__Data for the task__
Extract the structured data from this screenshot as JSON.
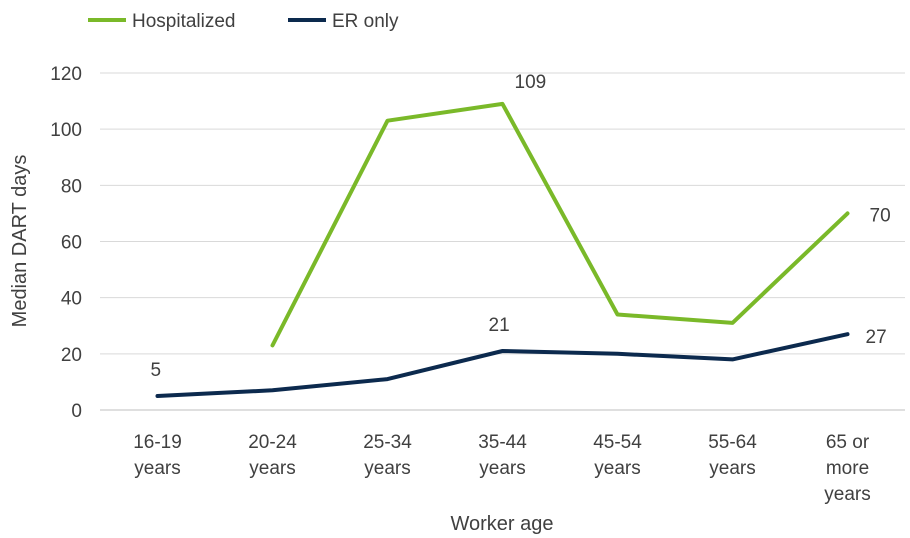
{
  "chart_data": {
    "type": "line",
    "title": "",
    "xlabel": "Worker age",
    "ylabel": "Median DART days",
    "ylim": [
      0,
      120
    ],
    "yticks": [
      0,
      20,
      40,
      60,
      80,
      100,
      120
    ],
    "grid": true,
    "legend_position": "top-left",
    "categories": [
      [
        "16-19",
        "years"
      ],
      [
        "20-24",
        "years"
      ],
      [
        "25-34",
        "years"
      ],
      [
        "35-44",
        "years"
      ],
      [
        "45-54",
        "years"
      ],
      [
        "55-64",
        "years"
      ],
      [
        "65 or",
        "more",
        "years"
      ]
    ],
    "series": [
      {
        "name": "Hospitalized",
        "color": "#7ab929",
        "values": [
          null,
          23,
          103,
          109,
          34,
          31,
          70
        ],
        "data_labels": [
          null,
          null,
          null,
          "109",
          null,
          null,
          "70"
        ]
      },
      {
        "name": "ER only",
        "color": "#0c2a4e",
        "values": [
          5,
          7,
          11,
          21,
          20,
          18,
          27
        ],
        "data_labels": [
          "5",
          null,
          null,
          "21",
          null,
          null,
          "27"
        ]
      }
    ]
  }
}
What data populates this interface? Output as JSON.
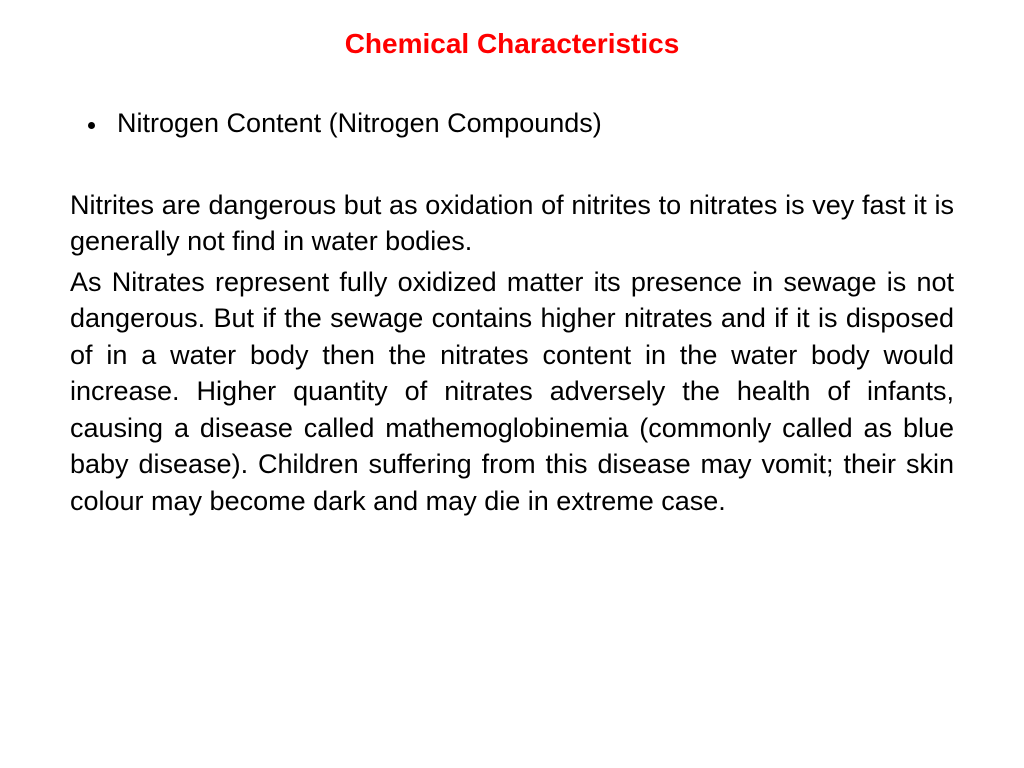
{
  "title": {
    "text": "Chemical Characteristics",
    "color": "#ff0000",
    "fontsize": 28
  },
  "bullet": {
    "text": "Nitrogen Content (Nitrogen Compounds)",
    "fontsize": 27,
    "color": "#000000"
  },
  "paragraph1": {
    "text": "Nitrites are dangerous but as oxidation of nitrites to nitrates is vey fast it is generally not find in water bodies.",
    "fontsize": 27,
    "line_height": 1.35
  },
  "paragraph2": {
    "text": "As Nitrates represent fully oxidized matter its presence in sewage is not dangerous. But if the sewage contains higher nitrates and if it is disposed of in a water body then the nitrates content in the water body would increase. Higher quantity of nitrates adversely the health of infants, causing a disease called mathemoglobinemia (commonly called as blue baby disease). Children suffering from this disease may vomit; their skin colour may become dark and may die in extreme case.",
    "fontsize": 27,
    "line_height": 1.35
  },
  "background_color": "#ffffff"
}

__Required task__
Within the data above, count the lines that contain the string "nitrates"; the reply is the number alone.

__Solved exercise__
2